## TASK OBJECTIVE
Search the material below for the string "collection" and extract each line that has it.

--- begin TASK MATERIAL ---

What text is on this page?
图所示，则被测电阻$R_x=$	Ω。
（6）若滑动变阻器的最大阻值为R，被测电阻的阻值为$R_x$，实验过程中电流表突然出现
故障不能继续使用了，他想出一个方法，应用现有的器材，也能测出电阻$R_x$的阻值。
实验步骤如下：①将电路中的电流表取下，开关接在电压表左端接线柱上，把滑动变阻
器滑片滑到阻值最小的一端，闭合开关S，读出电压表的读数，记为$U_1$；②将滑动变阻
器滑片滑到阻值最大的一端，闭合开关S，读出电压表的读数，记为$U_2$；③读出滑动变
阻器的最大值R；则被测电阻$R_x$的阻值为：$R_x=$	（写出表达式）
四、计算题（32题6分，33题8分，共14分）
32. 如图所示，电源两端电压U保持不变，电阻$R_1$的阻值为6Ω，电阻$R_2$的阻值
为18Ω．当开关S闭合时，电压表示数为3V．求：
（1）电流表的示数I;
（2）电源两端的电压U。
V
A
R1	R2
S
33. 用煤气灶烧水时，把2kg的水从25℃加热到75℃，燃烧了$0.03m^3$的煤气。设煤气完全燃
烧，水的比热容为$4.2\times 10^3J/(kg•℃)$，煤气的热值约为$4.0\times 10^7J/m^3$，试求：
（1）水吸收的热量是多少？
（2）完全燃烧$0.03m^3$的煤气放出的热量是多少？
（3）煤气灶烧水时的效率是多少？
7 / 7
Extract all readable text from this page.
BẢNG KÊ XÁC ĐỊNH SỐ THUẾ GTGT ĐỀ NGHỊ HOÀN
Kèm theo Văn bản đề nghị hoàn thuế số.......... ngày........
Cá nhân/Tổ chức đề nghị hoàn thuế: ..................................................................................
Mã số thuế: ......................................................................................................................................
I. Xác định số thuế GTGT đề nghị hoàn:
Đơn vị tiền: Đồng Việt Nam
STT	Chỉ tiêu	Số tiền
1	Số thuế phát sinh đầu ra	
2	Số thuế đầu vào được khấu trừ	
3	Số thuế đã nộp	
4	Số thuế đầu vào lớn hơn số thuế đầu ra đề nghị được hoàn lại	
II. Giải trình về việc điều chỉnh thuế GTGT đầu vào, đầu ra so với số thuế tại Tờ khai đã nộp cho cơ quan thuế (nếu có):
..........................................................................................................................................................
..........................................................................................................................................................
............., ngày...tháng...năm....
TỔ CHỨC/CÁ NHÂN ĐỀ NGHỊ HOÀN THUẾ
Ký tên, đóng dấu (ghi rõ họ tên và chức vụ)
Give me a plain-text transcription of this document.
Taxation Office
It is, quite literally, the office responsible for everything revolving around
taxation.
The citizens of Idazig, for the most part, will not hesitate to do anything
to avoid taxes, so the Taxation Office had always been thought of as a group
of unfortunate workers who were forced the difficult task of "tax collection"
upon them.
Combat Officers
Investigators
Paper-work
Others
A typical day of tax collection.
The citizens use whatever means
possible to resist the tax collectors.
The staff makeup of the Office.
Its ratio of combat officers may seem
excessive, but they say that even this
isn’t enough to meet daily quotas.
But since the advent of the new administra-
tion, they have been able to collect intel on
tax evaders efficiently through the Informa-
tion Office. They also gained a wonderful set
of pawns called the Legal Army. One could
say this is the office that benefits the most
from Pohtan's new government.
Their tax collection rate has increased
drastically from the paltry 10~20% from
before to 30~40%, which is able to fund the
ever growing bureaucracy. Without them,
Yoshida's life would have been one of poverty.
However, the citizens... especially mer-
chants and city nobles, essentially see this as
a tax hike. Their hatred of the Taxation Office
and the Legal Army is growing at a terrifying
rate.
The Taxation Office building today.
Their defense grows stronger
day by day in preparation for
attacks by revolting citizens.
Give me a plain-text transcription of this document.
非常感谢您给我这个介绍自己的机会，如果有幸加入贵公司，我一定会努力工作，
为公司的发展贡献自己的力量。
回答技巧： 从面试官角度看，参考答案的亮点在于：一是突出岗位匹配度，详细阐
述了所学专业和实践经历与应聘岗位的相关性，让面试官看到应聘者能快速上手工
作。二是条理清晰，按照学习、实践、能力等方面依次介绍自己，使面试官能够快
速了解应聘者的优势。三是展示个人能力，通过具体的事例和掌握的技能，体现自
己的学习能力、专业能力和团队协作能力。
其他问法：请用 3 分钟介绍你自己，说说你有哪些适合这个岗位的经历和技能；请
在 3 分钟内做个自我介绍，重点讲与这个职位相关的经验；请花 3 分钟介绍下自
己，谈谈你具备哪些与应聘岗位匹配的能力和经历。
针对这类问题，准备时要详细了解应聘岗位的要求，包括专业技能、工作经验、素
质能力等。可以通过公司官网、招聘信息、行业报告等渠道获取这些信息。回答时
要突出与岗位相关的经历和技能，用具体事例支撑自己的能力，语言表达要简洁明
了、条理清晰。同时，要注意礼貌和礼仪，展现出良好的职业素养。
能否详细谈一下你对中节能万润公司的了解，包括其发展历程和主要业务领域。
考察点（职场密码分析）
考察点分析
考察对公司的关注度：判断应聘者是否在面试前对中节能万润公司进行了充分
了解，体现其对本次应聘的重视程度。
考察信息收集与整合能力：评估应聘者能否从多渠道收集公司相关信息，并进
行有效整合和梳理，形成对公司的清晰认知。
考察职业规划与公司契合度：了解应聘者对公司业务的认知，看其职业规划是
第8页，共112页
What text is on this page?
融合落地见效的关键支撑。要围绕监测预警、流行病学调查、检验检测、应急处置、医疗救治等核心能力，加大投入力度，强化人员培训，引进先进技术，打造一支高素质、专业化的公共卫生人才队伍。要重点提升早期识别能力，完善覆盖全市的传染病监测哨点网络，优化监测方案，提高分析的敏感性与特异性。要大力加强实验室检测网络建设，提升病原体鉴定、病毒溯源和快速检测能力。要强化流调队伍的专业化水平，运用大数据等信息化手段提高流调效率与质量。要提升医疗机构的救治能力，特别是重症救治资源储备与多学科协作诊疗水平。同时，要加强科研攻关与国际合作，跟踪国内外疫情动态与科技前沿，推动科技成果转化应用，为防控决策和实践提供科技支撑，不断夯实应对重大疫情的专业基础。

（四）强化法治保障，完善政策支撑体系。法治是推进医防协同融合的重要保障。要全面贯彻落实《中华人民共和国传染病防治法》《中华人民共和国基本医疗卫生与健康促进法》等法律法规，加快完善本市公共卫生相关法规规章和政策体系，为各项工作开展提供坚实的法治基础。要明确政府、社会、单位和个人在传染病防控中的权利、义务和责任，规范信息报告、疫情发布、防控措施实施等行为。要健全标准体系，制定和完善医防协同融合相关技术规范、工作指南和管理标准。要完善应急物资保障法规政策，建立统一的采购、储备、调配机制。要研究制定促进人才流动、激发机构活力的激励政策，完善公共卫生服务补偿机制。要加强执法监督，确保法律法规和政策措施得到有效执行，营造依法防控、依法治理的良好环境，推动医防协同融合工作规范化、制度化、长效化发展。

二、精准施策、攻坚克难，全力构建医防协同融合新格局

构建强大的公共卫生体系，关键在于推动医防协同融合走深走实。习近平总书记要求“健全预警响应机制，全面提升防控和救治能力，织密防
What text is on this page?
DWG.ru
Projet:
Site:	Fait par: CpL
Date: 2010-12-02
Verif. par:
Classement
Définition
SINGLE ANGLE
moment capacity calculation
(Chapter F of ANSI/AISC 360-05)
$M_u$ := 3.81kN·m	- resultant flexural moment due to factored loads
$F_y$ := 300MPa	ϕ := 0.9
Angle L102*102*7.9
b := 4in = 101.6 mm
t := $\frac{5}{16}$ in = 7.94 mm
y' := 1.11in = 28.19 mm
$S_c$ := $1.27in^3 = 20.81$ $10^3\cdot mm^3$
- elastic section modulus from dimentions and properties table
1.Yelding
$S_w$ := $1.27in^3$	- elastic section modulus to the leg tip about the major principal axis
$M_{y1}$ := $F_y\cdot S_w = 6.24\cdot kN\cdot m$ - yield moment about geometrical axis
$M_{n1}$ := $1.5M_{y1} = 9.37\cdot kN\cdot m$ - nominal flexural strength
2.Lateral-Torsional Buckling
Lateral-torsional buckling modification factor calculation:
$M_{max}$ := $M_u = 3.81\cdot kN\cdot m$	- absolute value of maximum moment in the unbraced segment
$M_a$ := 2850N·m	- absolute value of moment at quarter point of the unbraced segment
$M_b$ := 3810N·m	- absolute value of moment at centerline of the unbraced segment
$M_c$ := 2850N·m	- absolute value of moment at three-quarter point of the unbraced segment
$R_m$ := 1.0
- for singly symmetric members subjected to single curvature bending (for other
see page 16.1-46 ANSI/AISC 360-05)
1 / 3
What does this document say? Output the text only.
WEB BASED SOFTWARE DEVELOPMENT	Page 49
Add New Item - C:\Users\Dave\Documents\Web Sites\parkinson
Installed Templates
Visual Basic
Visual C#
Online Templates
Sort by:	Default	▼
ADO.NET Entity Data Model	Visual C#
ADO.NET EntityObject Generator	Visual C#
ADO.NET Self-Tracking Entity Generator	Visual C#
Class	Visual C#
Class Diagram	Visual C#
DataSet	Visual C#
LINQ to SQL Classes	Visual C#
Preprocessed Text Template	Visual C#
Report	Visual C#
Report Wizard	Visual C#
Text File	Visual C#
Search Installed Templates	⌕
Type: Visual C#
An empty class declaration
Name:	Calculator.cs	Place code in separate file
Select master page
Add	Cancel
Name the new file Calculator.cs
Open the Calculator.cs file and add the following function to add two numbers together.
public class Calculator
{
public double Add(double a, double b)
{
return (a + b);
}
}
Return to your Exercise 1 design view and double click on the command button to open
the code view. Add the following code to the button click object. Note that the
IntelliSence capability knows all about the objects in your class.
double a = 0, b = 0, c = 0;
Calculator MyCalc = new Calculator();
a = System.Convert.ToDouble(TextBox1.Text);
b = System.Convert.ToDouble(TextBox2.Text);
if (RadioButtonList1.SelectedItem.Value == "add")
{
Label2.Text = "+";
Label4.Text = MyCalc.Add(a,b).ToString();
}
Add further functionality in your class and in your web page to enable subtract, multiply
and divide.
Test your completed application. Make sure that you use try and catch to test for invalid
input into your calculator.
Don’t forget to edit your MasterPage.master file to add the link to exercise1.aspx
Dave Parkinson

--- end TASK MATERIAL ---

## PROBLEM SOLUTION
of unfortunate workers who were forced the difficult task of "tax collection"
A typical day of tax collection.
Their tax collection rate has increased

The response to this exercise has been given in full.